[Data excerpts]
'''
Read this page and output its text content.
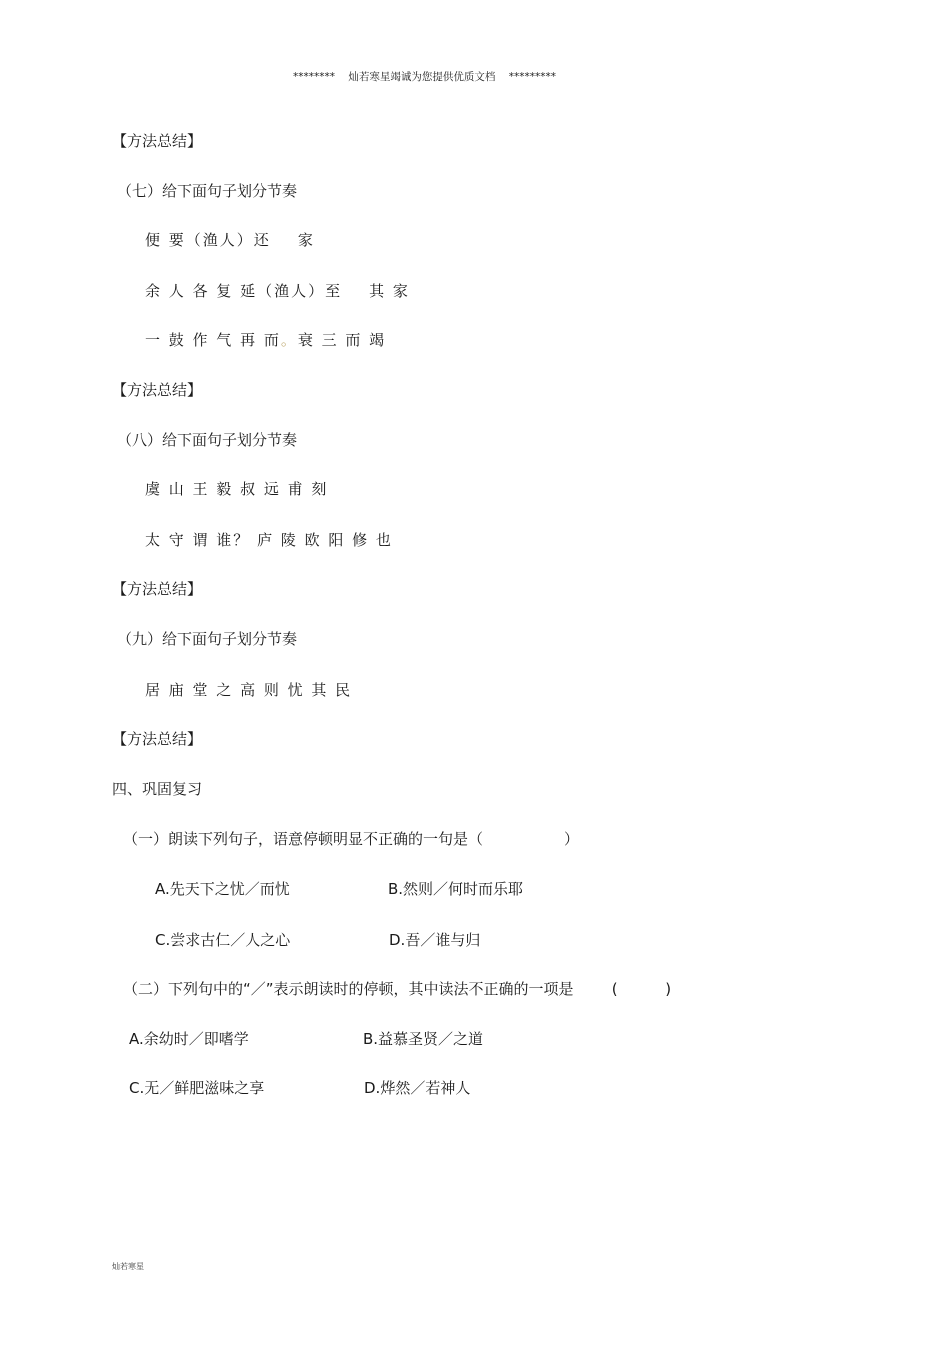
********    灿若寒星竭诚为您提供优质文档    *********
【方法总结】
（七）给下面句子划分节奏
便 要（渔人）还    家
余 人 各 复 延（渔人）至    其 家
一 鼓 作 气 再 而。衰 三 而 竭
【方法总结】
（八）给下面句子划分节奏
虞 山 王 毅 叔 远 甫 刻
太 守 谓 谁？ 庐 陵 欧 阳 修 也
【方法总结】
（九）给下面句子划分节奏
居 庙 堂 之 高 则 忧 其 民
【方法总结】
四、巩固复习
（一）朗读下列句子，语意停顿明显不正确的一句是（                 ）
A.先天下之忧／而忧	B.然则／何时而乐耶
C.尝求古仁／人之心	D.吾／谁与归
（二）下列句中的“／”表示朗读时的停顿，其中读法不正确的一项是        (          )
A.余幼时／即嗜学	B.益慕圣贤／之道
C.无／鲜肥滋味之享	D.烨然／若神人
灿若寒星
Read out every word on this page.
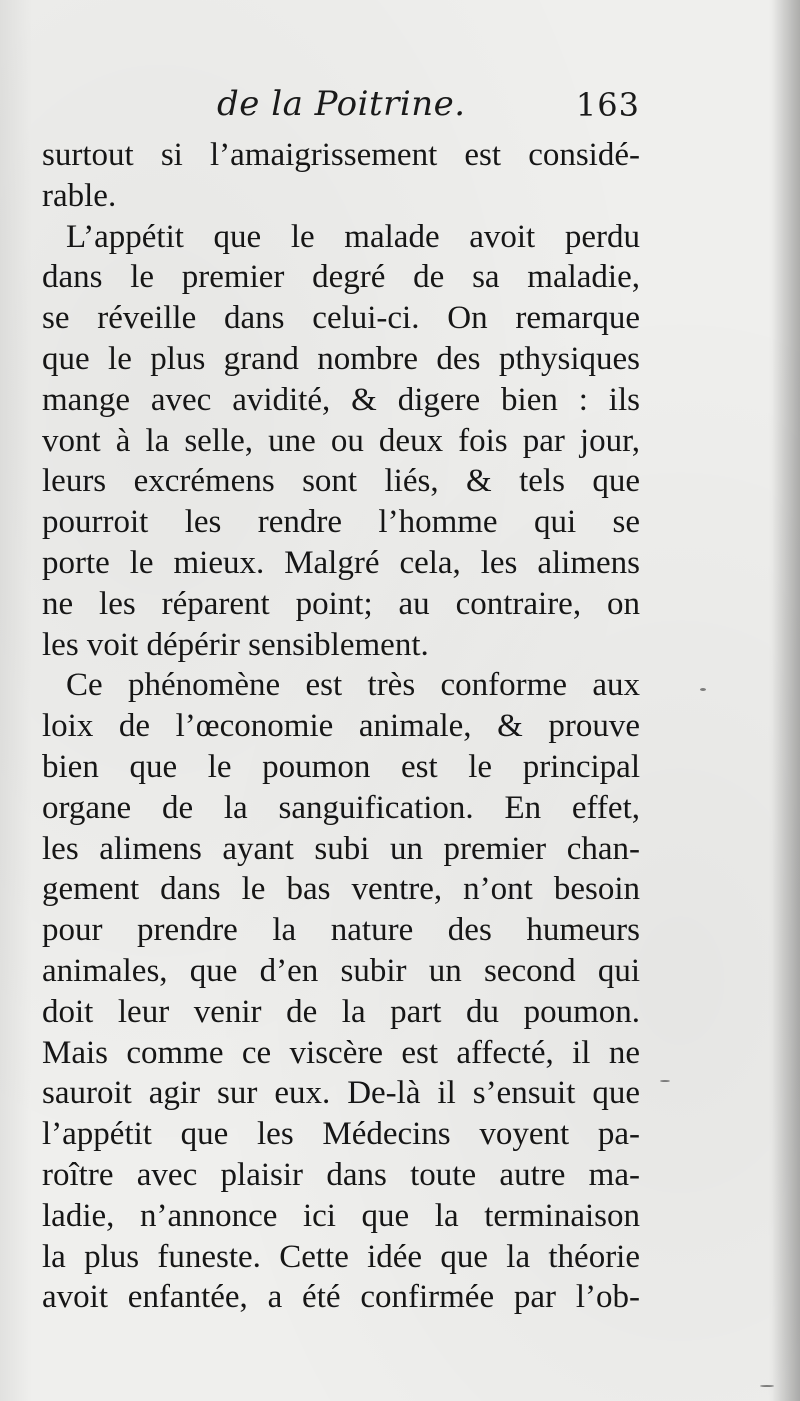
de la Poitrine.	163
surtout si l’amaigrissement est considé-
rable.
L’appétit que le malade avoit perdu
dans le premier degré de sa maladie,
se réveille dans celui-ci. On remarque
que le plus grand nombre des pthysiques
mange avec avidité, & digere bien : ils
vont à la selle, une ou deux fois par jour,
leurs excrémens sont liés, & tels que
pourroit les rendre l’homme qui se
porte le mieux. Malgré cela, les alimens
ne les réparent point; au contraire, on
les voit dépérir sensiblement.
Ce phénomène est très conforme aux
loix de l’œconomie animale, & prouve
bien que le poumon est le principal
organe de la sanguification. En effet,
les alimens ayant subi un premier chan-
gement dans le bas ventre, n’ont besoin
pour prendre la nature des humeurs
animales, que d’en subir un second qui
doit leur venir de la part du poumon.
Mais comme ce viscère est affecté, il ne
sauroit agir sur eux. De-là il s’ensuit que
l’appétit que les Médecins voyent pa-
roître avec plaisir dans toute autre ma-
ladie, n’annonce ici que la terminaison
la plus funeste. Cette idée que la théorie
avoit enfantée, a été confirmée par l’ob-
'''
■ **Problem to work on**
Every line above should be repeated exactly; pictures stay out of the copy.

■ **Written response**
Read this page and output its text content.
********    灿若寒星竭诚为您提供优质文档    *********
【方法总结】
（七）给下面句子划分节奏
便 要（渔人）还    家
余 人 各 复 延（渔人）至    其 家
一 鼓 作 气 再 而。衰 三 而 竭
【方法总结】
（八）给下面句子划分节奏
虞 山 王 毅 叔 远 甫 刻
太 守 谓 谁？ 庐 陵 欧 阳 修 也
【方法总结】
（九）给下面句子划分节奏
居 庙 堂 之 高 则 忧 其 民
【方法总结】
四、巩固复习
（一）朗读下列句子，语意停顿明显不正确的一句是（                 ）
A.先天下之忧／而忧	B.然则／何时而乐耶
C.尝求古仁／人之心	D.吾／谁与归
（二）下列句中的“／”表示朗读时的停顿，其中读法不正确的一项是        (          )
A.余幼时／即嗜学	B.益慕圣贤／之道
C.无／鲜肥滋味之享	D.烨然／若神人
灿若寒星
Read out every word on this page.
de la Poitrine.	163
surtout si l’amaigrissement est considé-
rable.
L’appétit que le malade avoit perdu
dans le premier degré de sa maladie,
se réveille dans celui-ci. On remarque
que le plus grand nombre des pthysiques
mange avec avidité, & digere bien : ils
vont à la selle, une ou deux fois par jour,
leurs excrémens sont liés, & tels que
pourroit les rendre l’homme qui se
porte le mieux. Malgré cela, les alimens
ne les réparent point; au contraire, on
les voit dépérir sensiblement.
Ce phénomène est très conforme aux
loix de l’œconomie animale, & prouve
bien que le poumon est le principal
organe de la sanguification. En effet,
les alimens ayant subi un premier chan-
gement dans le bas ventre, n’ont besoin
pour prendre la nature des humeurs
animales, que d’en subir un second qui
doit leur venir de la part du poumon.
Mais comme ce viscère est affecté, il ne
sauroit agir sur eux. De-là il s’ensuit que
l’appétit que les Médecins voyent pa-
roître avec plaisir dans toute autre ma-
ladie, n’annonce ici que la terminaison
la plus funeste. Cette idée que la théorie
avoit enfantée, a été confirmée par l’ob-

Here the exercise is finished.